# WHAT THE EXERCISE ASKS:
Exactly as written, please set down all of the entries again, with no pictures.

# DATA SECTION:
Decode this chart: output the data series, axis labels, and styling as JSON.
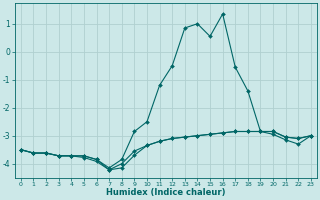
{
  "xlabel": "Humidex (Indice chaleur)",
  "background_color": "#cce8e8",
  "line_color": "#006666",
  "grid_color": "#b0d0d0",
  "x": [
    0,
    1,
    2,
    3,
    4,
    5,
    6,
    7,
    8,
    9,
    10,
    11,
    12,
    13,
    14,
    15,
    16,
    17,
    18,
    19,
    20,
    21,
    22,
    23
  ],
  "series1": [
    -3.5,
    -3.62,
    -3.62,
    -3.72,
    -3.72,
    -3.72,
    -3.85,
    -4.15,
    -3.85,
    -2.85,
    -2.5,
    -1.2,
    -0.5,
    0.85,
    1.0,
    0.55,
    1.35,
    -0.55,
    -1.4,
    -2.85,
    -2.95,
    -3.15,
    -3.3,
    -3.0
  ],
  "series2": [
    -3.5,
    -3.62,
    -3.62,
    -3.72,
    -3.72,
    -3.72,
    -3.85,
    -4.22,
    -4.15,
    -3.7,
    -3.35,
    -3.2,
    -3.1,
    -3.05,
    -3.0,
    -2.95,
    -2.9,
    -2.85,
    -2.85,
    -2.85,
    -2.85,
    -3.05,
    -3.1,
    -3.0
  ],
  "series3": [
    -3.5,
    -3.62,
    -3.62,
    -3.72,
    -3.72,
    -3.78,
    -3.92,
    -4.22,
    -4.0,
    -3.55,
    -3.35,
    -3.2,
    -3.1,
    -3.05,
    -3.0,
    -2.95,
    -2.9,
    -2.85,
    -2.85,
    -2.85,
    -2.85,
    -3.05,
    -3.1,
    -3.0
  ],
  "ylim": [
    -4.5,
    1.75
  ],
  "xlim": [
    -0.5,
    23.5
  ],
  "yticks": [
    -4,
    -3,
    -2,
    -1,
    0,
    1
  ],
  "xticks": [
    0,
    1,
    2,
    3,
    4,
    5,
    6,
    7,
    8,
    9,
    10,
    11,
    12,
    13,
    14,
    15,
    16,
    17,
    18,
    19,
    20,
    21,
    22,
    23
  ],
  "marker_size": 2.0,
  "line_width": 0.8
}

# RESULT OF THIS TASK:
Decode this chart: output the data series, axis labels, and styling as JSON.
{
  "xlabel": "Humidex (Indice chaleur)",
  "background_color": "#cce8e8",
  "line_color": "#006666",
  "grid_color": "#b0d0d0",
  "x": [
    0,
    1,
    2,
    3,
    4,
    5,
    6,
    7,
    8,
    9,
    10,
    11,
    12,
    13,
    14,
    15,
    16,
    17,
    18,
    19,
    20,
    21,
    22,
    23
  ],
  "series1": [
    -3.5,
    -3.62,
    -3.62,
    -3.72,
    -3.72,
    -3.72,
    -3.85,
    -4.15,
    -3.85,
    -2.85,
    -2.5,
    -1.2,
    -0.5,
    0.85,
    1.0,
    0.55,
    1.35,
    -0.55,
    -1.4,
    -2.85,
    -2.95,
    -3.15,
    -3.3,
    -3.0
  ],
  "series2": [
    -3.5,
    -3.62,
    -3.62,
    -3.72,
    -3.72,
    -3.72,
    -3.85,
    -4.22,
    -4.15,
    -3.7,
    -3.35,
    -3.2,
    -3.1,
    -3.05,
    -3.0,
    -2.95,
    -2.9,
    -2.85,
    -2.85,
    -2.85,
    -2.85,
    -3.05,
    -3.1,
    -3.0
  ],
  "series3": [
    -3.5,
    -3.62,
    -3.62,
    -3.72,
    -3.72,
    -3.78,
    -3.92,
    -4.22,
    -4.0,
    -3.55,
    -3.35,
    -3.2,
    -3.1,
    -3.05,
    -3.0,
    -2.95,
    -2.9,
    -2.85,
    -2.85,
    -2.85,
    -2.85,
    -3.05,
    -3.1,
    -3.0
  ],
  "ylim": [
    -4.5,
    1.75
  ],
  "xlim": [
    -0.5,
    23.5
  ],
  "yticks": [
    -4,
    -3,
    -2,
    -1,
    0,
    1
  ],
  "xticks": [
    0,
    1,
    2,
    3,
    4,
    5,
    6,
    7,
    8,
    9,
    10,
    11,
    12,
    13,
    14,
    15,
    16,
    17,
    18,
    19,
    20,
    21,
    22,
    23
  ],
  "marker_size": 2.0,
  "line_width": 0.8
}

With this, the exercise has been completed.